Records to use →
= = =
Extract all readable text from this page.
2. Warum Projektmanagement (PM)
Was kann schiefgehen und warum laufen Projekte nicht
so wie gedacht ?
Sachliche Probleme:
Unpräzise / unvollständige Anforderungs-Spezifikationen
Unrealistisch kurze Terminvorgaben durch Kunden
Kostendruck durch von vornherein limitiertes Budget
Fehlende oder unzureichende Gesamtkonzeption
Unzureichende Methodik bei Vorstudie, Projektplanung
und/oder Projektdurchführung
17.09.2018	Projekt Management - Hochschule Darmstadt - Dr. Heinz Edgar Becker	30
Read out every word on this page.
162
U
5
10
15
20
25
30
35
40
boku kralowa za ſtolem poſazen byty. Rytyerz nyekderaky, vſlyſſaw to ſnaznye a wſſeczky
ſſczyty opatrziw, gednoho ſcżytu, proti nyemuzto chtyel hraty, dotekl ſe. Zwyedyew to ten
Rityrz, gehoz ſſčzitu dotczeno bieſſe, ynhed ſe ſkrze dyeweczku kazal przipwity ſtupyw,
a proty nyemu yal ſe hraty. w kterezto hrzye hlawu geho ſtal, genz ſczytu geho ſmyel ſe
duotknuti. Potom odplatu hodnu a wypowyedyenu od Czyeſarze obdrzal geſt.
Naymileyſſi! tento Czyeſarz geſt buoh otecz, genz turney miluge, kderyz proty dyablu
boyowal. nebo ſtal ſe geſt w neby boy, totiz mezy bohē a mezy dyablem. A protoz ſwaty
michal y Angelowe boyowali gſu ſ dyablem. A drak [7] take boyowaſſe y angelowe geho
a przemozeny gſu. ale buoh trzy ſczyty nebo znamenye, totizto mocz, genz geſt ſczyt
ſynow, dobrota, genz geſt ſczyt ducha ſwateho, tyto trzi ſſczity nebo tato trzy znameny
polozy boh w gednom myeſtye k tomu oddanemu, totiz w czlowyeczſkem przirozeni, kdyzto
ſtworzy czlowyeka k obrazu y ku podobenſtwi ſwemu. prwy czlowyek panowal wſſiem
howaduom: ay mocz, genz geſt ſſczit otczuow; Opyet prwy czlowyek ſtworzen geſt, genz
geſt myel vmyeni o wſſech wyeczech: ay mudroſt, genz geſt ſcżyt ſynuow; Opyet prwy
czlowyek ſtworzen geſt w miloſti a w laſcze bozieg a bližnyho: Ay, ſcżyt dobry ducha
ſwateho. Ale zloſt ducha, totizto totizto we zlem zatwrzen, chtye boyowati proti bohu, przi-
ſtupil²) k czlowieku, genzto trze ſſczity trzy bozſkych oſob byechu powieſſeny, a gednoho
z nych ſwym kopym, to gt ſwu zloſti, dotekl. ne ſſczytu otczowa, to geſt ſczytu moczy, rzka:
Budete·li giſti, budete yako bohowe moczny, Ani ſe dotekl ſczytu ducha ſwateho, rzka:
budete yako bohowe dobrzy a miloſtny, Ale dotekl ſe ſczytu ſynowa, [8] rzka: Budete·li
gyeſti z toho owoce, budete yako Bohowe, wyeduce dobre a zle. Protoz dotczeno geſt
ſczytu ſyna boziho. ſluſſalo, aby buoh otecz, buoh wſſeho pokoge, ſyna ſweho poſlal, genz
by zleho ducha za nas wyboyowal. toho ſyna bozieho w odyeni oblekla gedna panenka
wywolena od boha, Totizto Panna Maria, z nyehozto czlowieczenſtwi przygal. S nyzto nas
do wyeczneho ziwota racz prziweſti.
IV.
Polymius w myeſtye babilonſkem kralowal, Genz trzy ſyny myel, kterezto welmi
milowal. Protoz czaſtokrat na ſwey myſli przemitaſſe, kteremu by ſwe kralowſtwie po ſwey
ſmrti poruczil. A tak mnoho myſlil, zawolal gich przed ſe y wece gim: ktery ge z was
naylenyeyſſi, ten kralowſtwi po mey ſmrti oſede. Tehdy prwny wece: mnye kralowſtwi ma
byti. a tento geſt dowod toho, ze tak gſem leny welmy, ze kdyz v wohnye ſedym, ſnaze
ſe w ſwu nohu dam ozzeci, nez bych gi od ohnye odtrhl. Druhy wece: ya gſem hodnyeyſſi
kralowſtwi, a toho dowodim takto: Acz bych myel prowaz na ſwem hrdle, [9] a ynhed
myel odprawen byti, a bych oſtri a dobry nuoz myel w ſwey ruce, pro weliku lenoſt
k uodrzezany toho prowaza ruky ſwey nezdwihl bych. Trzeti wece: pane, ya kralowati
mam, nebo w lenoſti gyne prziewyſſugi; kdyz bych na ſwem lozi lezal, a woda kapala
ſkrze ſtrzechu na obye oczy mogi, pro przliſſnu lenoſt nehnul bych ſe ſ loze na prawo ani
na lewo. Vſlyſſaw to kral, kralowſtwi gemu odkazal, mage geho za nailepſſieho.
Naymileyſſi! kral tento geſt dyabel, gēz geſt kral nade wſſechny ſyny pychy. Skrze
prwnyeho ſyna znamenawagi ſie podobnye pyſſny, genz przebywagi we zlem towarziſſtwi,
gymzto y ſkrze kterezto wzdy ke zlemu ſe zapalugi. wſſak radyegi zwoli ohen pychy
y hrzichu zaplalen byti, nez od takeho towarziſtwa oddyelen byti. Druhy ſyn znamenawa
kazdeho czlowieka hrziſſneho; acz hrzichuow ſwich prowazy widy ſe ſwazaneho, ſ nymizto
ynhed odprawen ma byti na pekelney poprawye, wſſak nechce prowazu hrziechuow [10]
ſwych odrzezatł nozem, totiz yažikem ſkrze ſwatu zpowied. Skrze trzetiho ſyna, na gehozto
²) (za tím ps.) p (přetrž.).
= = =
Given request →
Exactly as written, please output every entry.

Written answer →
Extract all readable text from this page.
2. Warum Projektmanagement (PM)
Was kann schiefgehen und warum laufen Projekte nicht
so wie gedacht ?
Sachliche Probleme:
Unpräzise / unvollständige Anforderungs-Spezifikationen
Unrealistisch kurze Terminvorgaben durch Kunden
Kostendruck durch von vornherein limitiertes Budget
Fehlende oder unzureichende Gesamtkonzeption
Unzureichende Methodik bei Vorstudie, Projektplanung
und/oder Projektdurchführung
17.09.2018	Projekt Management - Hochschule Darmstadt - Dr. Heinz Edgar Becker	30
Read out every word on this page.
162
U
5
10
15
20
25
30
35
40
boku kralowa za ſtolem poſazen byty. Rytyerz nyekderaky, vſlyſſaw to ſnaznye a wſſeczky
ſſczyty opatrziw, gednoho ſcżytu, proti nyemuzto chtyel hraty, dotekl ſe. Zwyedyew to ten
Rityrz, gehoz ſſčzitu dotczeno bieſſe, ynhed ſe ſkrze dyeweczku kazal przipwity ſtupyw,
a proty nyemu yal ſe hraty. w kterezto hrzye hlawu geho ſtal, genz ſczytu geho ſmyel ſe
duotknuti. Potom odplatu hodnu a wypowyedyenu od Czyeſarze obdrzal geſt.
Naymileyſſi! tento Czyeſarz geſt buoh otecz, genz turney miluge, kderyz proty dyablu
boyowal. nebo ſtal ſe geſt w neby boy, totiz mezy bohē a mezy dyablem. A protoz ſwaty
michal y Angelowe boyowali gſu ſ dyablem. A drak [7] take boyowaſſe y angelowe geho
a przemozeny gſu. ale buoh trzy ſczyty nebo znamenye, totizto mocz, genz geſt ſczyt
ſynow, dobrota, genz geſt ſczyt ducha ſwateho, tyto trzi ſſczity nebo tato trzy znameny
polozy boh w gednom myeſtye k tomu oddanemu, totiz w czlowyeczſkem przirozeni, kdyzto
ſtworzy czlowyeka k obrazu y ku podobenſtwi ſwemu. prwy czlowyek panowal wſſiem
howaduom: ay mocz, genz geſt ſſczit otczuow; Opyet prwy czlowyek ſtworzen geſt, genz
geſt myel vmyeni o wſſech wyeczech: ay mudroſt, genz geſt ſcżyt ſynuow; Opyet prwy
czlowyek ſtworzen geſt w miloſti a w laſcze bozieg a bližnyho: Ay, ſcżyt dobry ducha
ſwateho. Ale zloſt ducha, totizto totizto we zlem zatwrzen, chtye boyowati proti bohu, przi-
ſtupil²) k czlowieku, genzto trze ſſczity trzy bozſkych oſob byechu powieſſeny, a gednoho
z nych ſwym kopym, to gt ſwu zloſti, dotekl. ne ſſczytu otczowa, to geſt ſczytu moczy, rzka:
Budete·li giſti, budete yako bohowe moczny, Ani ſe dotekl ſczytu ducha ſwateho, rzka:
budete yako bohowe dobrzy a miloſtny, Ale dotekl ſe ſczytu ſynowa, [8] rzka: Budete·li
gyeſti z toho owoce, budete yako Bohowe, wyeduce dobre a zle. Protoz dotczeno geſt
ſczytu ſyna boziho. ſluſſalo, aby buoh otecz, buoh wſſeho pokoge, ſyna ſweho poſlal, genz
by zleho ducha za nas wyboyowal. toho ſyna bozieho w odyeni oblekla gedna panenka
wywolena od boha, Totizto Panna Maria, z nyehozto czlowieczenſtwi przygal. S nyzto nas
do wyeczneho ziwota racz prziweſti.
IV.
Polymius w myeſtye babilonſkem kralowal, Genz trzy ſyny myel, kterezto welmi
milowal. Protoz czaſtokrat na ſwey myſli przemitaſſe, kteremu by ſwe kralowſtwie po ſwey
ſmrti poruczil. A tak mnoho myſlil, zawolal gich przed ſe y wece gim: ktery ge z was
naylenyeyſſi, ten kralowſtwi po mey ſmrti oſede. Tehdy prwny wece: mnye kralowſtwi ma
byti. a tento geſt dowod toho, ze tak gſem leny welmy, ze kdyz v wohnye ſedym, ſnaze
ſe w ſwu nohu dam ozzeci, nez bych gi od ohnye odtrhl. Druhy wece: ya gſem hodnyeyſſi
kralowſtwi, a toho dowodim takto: Acz bych myel prowaz na ſwem hrdle, [9] a ynhed
myel odprawen byti, a bych oſtri a dobry nuoz myel w ſwey ruce, pro weliku lenoſt
k uodrzezany toho prowaza ruky ſwey nezdwihl bych. Trzeti wece: pane, ya kralowati
mam, nebo w lenoſti gyne prziewyſſugi; kdyz bych na ſwem lozi lezal, a woda kapala
ſkrze ſtrzechu na obye oczy mogi, pro przliſſnu lenoſt nehnul bych ſe ſ loze na prawo ani
na lewo. Vſlyſſaw to kral, kralowſtwi gemu odkazal, mage geho za nailepſſieho.
Naymileyſſi! kral tento geſt dyabel, gēz geſt kral nade wſſechny ſyny pychy. Skrze
prwnyeho ſyna znamenawagi ſie podobnye pyſſny, genz przebywagi we zlem towarziſſtwi,
gymzto y ſkrze kterezto wzdy ke zlemu ſe zapalugi. wſſak radyegi zwoli ohen pychy
y hrzichu zaplalen byti, nez od takeho towarziſtwa oddyelen byti. Druhy ſyn znamenawa
kazdeho czlowieka hrziſſneho; acz hrzichuow ſwich prowazy widy ſe ſwazaneho, ſ nymizto
ynhed odprawen ma byti na pekelney poprawye, wſſak nechce prowazu hrziechuow [10]
ſwych odrzezatł nozem, totiz yažikem ſkrze ſwatu zpowied. Skrze trzetiho ſyna, na gehozto
²) (za tím ps.) p (přetrž.).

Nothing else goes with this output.